Short task ->
Return all lines with the word "Scene" in them.

Supplied data ->
BEGIN
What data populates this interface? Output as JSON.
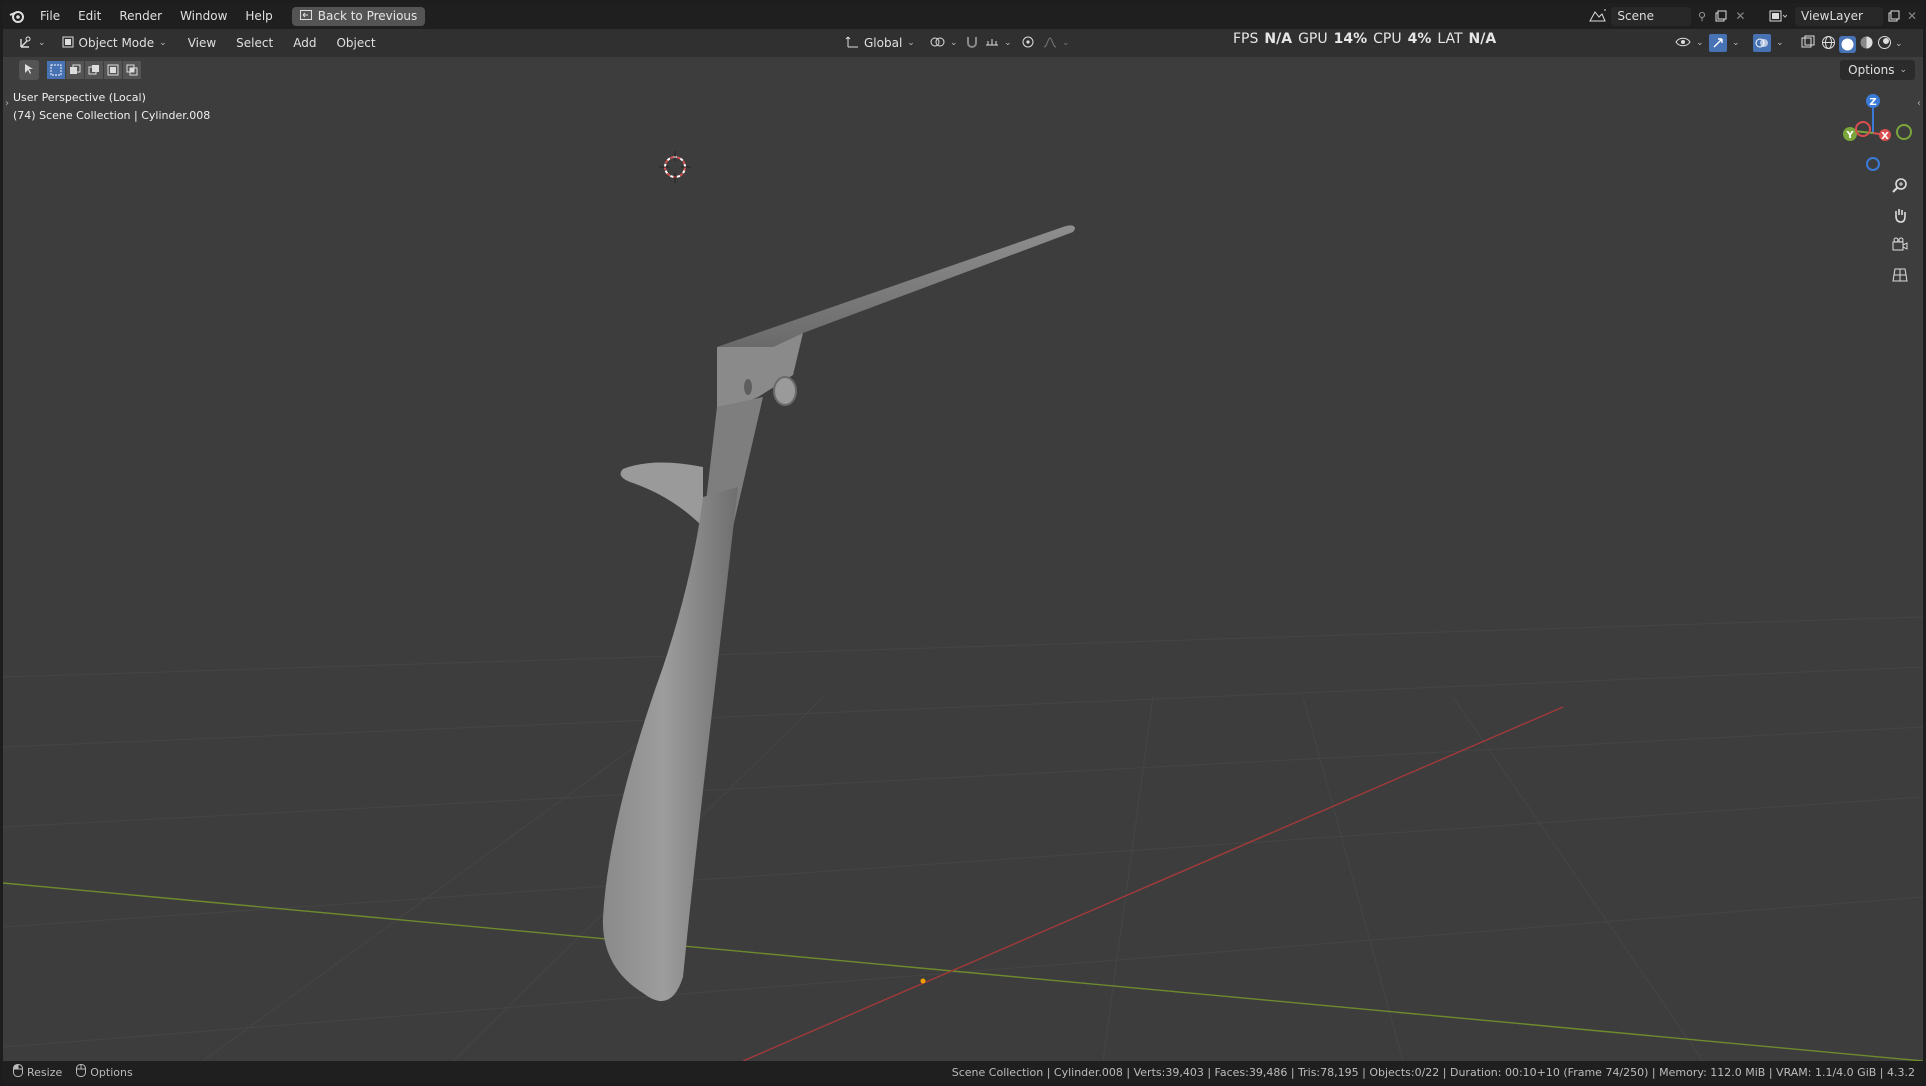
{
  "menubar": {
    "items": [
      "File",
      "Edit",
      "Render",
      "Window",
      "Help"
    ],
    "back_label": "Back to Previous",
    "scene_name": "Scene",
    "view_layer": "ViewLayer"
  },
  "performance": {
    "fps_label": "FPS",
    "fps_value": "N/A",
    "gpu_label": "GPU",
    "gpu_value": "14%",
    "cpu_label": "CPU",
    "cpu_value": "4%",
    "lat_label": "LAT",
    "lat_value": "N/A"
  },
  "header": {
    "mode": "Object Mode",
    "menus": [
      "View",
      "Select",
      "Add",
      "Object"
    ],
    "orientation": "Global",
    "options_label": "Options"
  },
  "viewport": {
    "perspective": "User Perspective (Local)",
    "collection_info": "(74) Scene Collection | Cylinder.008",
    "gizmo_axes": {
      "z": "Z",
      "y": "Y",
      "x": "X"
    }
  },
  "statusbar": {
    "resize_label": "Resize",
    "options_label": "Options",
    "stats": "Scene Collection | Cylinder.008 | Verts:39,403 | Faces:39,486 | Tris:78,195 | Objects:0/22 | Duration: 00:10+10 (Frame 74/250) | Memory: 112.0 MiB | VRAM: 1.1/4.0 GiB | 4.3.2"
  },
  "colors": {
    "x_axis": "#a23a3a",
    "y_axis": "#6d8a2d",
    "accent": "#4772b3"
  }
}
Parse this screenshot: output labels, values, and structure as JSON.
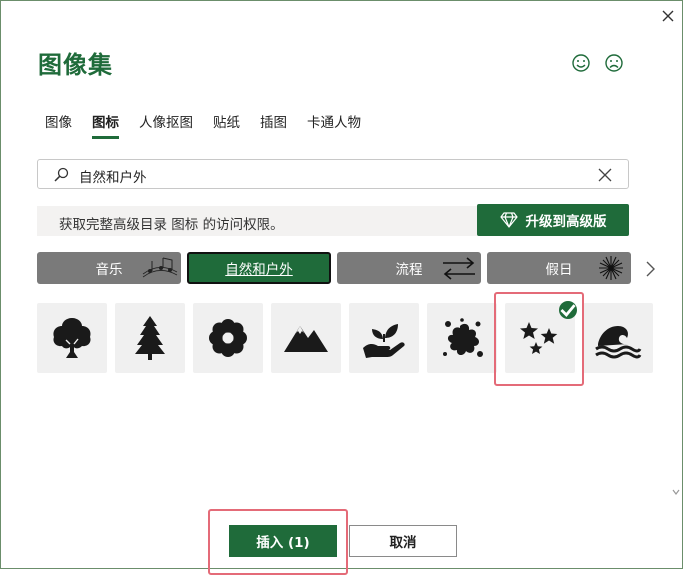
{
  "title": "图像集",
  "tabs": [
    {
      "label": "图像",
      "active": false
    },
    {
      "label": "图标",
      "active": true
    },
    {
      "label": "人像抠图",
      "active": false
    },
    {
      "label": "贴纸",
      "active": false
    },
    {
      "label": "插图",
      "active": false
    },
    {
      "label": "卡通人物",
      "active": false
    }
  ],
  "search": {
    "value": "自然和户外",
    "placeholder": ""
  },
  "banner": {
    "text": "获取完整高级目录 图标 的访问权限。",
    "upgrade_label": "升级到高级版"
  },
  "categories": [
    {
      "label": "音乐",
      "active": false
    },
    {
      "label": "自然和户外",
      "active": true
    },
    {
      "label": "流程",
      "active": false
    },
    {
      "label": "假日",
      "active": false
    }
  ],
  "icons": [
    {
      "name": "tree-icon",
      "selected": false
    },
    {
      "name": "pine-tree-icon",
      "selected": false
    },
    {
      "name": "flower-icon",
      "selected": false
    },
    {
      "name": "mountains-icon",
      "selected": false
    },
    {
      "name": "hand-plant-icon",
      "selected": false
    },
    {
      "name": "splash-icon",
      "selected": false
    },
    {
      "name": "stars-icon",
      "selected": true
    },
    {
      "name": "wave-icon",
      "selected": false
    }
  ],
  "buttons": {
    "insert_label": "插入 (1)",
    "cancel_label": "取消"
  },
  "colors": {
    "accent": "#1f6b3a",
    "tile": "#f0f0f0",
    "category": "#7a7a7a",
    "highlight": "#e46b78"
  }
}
END
Task answer ->
    "scene_name": "Scene",
    "collection_info": "(74) Scene Collection | Cylinder.008",
    "stats": "Scene Collection | Cylinder.008 | Verts:39,403 | Faces:39,486 | Tris:78,195 | Objects:0/22 | Duration: 00:10+10 (Frame 74/250) | Memory: 112.0 MiB | VRAM: 1.1/4.0 GiB | 4.3.2"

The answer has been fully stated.